_Dataset items_

◆ ◆ ◆ ◆

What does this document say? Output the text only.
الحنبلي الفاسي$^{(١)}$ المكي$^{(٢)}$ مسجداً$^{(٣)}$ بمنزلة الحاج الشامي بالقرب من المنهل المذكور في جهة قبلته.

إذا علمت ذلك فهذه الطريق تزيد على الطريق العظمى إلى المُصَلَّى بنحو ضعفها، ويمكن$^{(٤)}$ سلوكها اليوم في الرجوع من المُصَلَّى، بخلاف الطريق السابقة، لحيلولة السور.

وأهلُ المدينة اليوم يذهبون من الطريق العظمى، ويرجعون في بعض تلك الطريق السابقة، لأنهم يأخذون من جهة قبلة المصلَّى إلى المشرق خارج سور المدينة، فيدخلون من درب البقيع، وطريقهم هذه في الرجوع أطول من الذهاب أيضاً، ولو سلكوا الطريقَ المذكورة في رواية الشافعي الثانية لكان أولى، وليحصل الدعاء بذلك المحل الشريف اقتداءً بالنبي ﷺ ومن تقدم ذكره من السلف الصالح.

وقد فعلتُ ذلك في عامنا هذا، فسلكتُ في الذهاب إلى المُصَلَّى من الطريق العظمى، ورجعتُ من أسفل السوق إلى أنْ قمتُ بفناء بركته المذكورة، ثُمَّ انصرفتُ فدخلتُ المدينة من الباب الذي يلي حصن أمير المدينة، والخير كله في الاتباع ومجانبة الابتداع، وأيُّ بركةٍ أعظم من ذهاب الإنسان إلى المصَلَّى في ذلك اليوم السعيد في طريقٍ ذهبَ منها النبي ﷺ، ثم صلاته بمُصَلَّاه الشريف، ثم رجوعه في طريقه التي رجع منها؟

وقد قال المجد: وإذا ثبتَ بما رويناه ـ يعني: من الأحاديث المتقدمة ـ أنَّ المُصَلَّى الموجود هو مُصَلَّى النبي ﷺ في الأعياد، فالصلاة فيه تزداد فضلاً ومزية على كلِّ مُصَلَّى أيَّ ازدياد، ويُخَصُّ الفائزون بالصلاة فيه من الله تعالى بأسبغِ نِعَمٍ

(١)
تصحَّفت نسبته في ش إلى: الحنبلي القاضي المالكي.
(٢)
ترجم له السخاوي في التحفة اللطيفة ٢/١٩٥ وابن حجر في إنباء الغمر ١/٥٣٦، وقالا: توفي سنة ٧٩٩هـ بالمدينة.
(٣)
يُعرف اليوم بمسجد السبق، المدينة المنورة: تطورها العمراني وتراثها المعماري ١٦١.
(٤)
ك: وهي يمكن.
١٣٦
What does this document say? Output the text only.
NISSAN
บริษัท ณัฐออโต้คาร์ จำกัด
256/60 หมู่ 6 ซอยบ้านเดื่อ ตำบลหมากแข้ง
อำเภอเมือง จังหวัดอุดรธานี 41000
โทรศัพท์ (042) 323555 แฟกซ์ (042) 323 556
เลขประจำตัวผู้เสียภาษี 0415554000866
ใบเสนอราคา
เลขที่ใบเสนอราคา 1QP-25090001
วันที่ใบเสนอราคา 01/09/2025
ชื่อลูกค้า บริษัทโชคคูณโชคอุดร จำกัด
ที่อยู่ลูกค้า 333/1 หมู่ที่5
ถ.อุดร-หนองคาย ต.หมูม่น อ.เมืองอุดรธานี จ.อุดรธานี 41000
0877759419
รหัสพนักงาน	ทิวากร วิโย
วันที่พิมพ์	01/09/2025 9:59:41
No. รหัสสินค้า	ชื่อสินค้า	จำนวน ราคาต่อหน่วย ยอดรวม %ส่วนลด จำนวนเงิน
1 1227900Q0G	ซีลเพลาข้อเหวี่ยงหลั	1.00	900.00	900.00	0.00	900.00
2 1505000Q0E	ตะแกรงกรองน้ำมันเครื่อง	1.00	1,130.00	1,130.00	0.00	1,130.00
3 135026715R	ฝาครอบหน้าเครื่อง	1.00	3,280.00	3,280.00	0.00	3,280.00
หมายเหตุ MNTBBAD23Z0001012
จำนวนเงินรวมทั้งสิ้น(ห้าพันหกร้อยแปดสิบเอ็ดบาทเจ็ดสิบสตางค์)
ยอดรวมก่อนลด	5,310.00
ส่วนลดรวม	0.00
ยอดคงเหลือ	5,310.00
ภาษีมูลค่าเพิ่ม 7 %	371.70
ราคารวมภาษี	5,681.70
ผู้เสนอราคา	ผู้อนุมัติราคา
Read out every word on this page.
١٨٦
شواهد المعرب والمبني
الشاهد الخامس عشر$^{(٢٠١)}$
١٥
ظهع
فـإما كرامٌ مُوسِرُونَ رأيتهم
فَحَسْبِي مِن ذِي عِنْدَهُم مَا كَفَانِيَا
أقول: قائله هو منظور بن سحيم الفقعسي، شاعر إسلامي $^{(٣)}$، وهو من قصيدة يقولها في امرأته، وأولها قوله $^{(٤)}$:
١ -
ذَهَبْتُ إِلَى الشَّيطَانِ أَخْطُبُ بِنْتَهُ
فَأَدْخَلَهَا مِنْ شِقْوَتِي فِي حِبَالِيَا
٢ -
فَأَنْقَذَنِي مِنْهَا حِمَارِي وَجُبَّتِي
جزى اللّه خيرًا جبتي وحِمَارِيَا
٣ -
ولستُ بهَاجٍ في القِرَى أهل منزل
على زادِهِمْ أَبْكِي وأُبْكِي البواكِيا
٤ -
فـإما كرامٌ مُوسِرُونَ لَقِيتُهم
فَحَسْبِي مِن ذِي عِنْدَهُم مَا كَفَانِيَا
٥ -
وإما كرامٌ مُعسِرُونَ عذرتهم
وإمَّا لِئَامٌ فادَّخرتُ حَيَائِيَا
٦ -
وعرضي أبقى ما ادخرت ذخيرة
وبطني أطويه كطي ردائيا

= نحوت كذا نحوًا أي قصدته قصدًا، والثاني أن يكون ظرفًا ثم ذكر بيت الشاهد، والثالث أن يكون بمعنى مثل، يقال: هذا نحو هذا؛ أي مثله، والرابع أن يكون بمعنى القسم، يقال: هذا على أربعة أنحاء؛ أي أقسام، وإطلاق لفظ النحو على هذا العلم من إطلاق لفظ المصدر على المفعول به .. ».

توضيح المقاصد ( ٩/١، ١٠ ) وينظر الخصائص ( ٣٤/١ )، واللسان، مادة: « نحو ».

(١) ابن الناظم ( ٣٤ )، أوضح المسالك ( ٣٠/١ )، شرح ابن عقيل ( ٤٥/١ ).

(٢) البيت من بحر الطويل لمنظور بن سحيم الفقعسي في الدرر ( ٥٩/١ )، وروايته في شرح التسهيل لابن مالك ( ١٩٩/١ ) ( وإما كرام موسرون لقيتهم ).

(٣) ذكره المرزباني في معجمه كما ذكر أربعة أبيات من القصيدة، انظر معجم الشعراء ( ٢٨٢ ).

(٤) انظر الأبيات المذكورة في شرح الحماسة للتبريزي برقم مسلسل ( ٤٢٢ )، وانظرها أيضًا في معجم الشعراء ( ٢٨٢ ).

◆ ◆ ◆ ◆

Transcribe the data. Leave every line exactly as it is.

_EXERCISE SOLUTION_
What does this document say? Output the text only.
الحنبلي الفاسي$^{(١)}$ المكي$^{(٢)}$ مسجداً$^{(٣)}$ بمنزلة الحاج الشامي بالقرب من المنهل المذكور في جهة قبلته.

إذا علمت ذلك فهذه الطريق تزيد على الطريق العظمى إلى المُصَلَّى بنحو ضعفها، ويمكن$^{(٤)}$ سلوكها اليوم في الرجوع من المُصَلَّى، بخلاف الطريق السابقة، لحيلولة السور.

وأهلُ المدينة اليوم يذهبون من الطريق العظمى، ويرجعون في بعض تلك الطريق السابقة، لأنهم يأخذون من جهة قبلة المصلَّى إلى المشرق خارج سور المدينة، فيدخلون من درب البقيع، وطريقهم هذه في الرجوع أطول من الذهاب أيضاً، ولو سلكوا الطريقَ المذكورة في رواية الشافعي الثانية لكان أولى، وليحصل الدعاء بذلك المحل الشريف اقتداءً بالنبي ﷺ ومن تقدم ذكره من السلف الصالح.

وقد فعلتُ ذلك في عامنا هذا، فسلكتُ في الذهاب إلى المُصَلَّى من الطريق العظمى، ورجعتُ من أسفل السوق إلى أنْ قمتُ بفناء بركته المذكورة، ثُمَّ انصرفتُ فدخلتُ المدينة من الباب الذي يلي حصن أمير المدينة، والخير كله في الاتباع ومجانبة الابتداع، وأيُّ بركةٍ أعظم من ذهاب الإنسان إلى المصَلَّى في ذلك اليوم السعيد في طريقٍ ذهبَ منها النبي ﷺ، ثم صلاته بمُصَلَّاه الشريف، ثم رجوعه في طريقه التي رجع منها؟

وقد قال المجد: وإذا ثبتَ بما رويناه ـ يعني: من الأحاديث المتقدمة ـ أنَّ المُصَلَّى الموجود هو مُصَلَّى النبي ﷺ في الأعياد، فالصلاة فيه تزداد فضلاً ومزية على كلِّ مُصَلَّى أيَّ ازدياد، ويُخَصُّ الفائزون بالصلاة فيه من الله تعالى بأسبغِ نِعَمٍ

(١)
تصحَّفت نسبته في ش إلى: الحنبلي القاضي المالكي.
(٢)
ترجم له السخاوي في التحفة اللطيفة ٢/١٩٥ وابن حجر في إنباء الغمر ١/٥٣٦، وقالا: توفي سنة ٧٩٩هـ بالمدينة.
(٣)
يُعرف اليوم بمسجد السبق، المدينة المنورة: تطورها العمراني وتراثها المعماري ١٦١.
(٤)
ك: وهي يمكن.
١٣٦
What does this document say? Output the text only.
NISSAN
บริษัท ณัฐออโต้คาร์ จำกัด
256/60 หมู่ 6 ซอยบ้านเดื่อ ตำบลหมากแข้ง
อำเภอเมือง จังหวัดอุดรธานี 41000
โทรศัพท์ (042) 323555 แฟกซ์ (042) 323 556
เลขประจำตัวผู้เสียภาษี 0415554000866
ใบเสนอราคา
เลขที่ใบเสนอราคา 1QP-25090001
วันที่ใบเสนอราคา 01/09/2025
ชื่อลูกค้า บริษัทโชคคูณโชคอุดร จำกัด
ที่อยู่ลูกค้า 333/1 หมู่ที่5
ถ.อุดร-หนองคาย ต.หมูม่น อ.เมืองอุดรธานี จ.อุดรธานี 41000
0877759419
รหัสพนักงาน	ทิวากร วิโย
วันที่พิมพ์	01/09/2025 9:59:41
No. รหัสสินค้า	ชื่อสินค้า	จำนวน ราคาต่อหน่วย ยอดรวม %ส่วนลด จำนวนเงิน
1 1227900Q0G	ซีลเพลาข้อเหวี่ยงหลั	1.00	900.00	900.00	0.00	900.00
2 1505000Q0E	ตะแกรงกรองน้ำมันเครื่อง	1.00	1,130.00	1,130.00	0.00	1,130.00
3 135026715R	ฝาครอบหน้าเครื่อง	1.00	3,280.00	3,280.00	0.00	3,280.00
หมายเหตุ MNTBBAD23Z0001012
จำนวนเงินรวมทั้งสิ้น(ห้าพันหกร้อยแปดสิบเอ็ดบาทเจ็ดสิบสตางค์)
ยอดรวมก่อนลด	5,310.00
ส่วนลดรวม	0.00
ยอดคงเหลือ	5,310.00
ภาษีมูลค่าเพิ่ม 7 %	371.70
ราคารวมภาษี	5,681.70
ผู้เสนอราคา	ผู้อนุมัติราคา
Read out every word on this page.
١٨٦
شواهد المعرب والمبني
الشاهد الخامس عشر$^{(٢٠١)}$
١٥
ظهع
فـإما كرامٌ مُوسِرُونَ رأيتهم
فَحَسْبِي مِن ذِي عِنْدَهُم مَا كَفَانِيَا
أقول: قائله هو منظور بن سحيم الفقعسي، شاعر إسلامي $^{(٣)}$، وهو من قصيدة يقولها في امرأته، وأولها قوله $^{(٤)}$:
١ -
ذَهَبْتُ إِلَى الشَّيطَانِ أَخْطُبُ بِنْتَهُ
فَأَدْخَلَهَا مِنْ شِقْوَتِي فِي حِبَالِيَا
٢ -
فَأَنْقَذَنِي مِنْهَا حِمَارِي وَجُبَّتِي
جزى اللّه خيرًا جبتي وحِمَارِيَا
٣ -
ولستُ بهَاجٍ في القِرَى أهل منزل
على زادِهِمْ أَبْكِي وأُبْكِي البواكِيا
٤ -
فـإما كرامٌ مُوسِرُونَ لَقِيتُهم
فَحَسْبِي مِن ذِي عِنْدَهُم مَا كَفَانِيَا
٥ -
وإما كرامٌ مُعسِرُونَ عذرتهم
وإمَّا لِئَامٌ فادَّخرتُ حَيَائِيَا
٦ -
وعرضي أبقى ما ادخرت ذخيرة
وبطني أطويه كطي ردائيا

= نحوت كذا نحوًا أي قصدته قصدًا، والثاني أن يكون ظرفًا ثم ذكر بيت الشاهد، والثالث أن يكون بمعنى مثل، يقال: هذا نحو هذا؛ أي مثله، والرابع أن يكون بمعنى القسم، يقال: هذا على أربعة أنحاء؛ أي أقسام، وإطلاق لفظ النحو على هذا العلم من إطلاق لفظ المصدر على المفعول به .. ».

توضيح المقاصد ( ٩/١، ١٠ ) وينظر الخصائص ( ٣٤/١ )، واللسان، مادة: « نحو ».

(١) ابن الناظم ( ٣٤ )، أوضح المسالك ( ٣٠/١ )، شرح ابن عقيل ( ٤٥/١ ).

(٢) البيت من بحر الطويل لمنظور بن سحيم الفقعسي في الدرر ( ٥٩/١ )، وروايته في شرح التسهيل لابن مالك ( ١٩٩/١ ) ( وإما كرام موسرون لقيتهم ).

(٣) ذكره المرزباني في معجمه كما ذكر أربعة أبيات من القصيدة، انظر معجم الشعراء ( ٢٨٢ ).

(٤) انظر الأبيات المذكورة في شرح الحماسة للتبريزي برقم مسلسل ( ٤٢٢ )، وانظرها أيضًا في معجم الشعراء ( ٢٨٢ ).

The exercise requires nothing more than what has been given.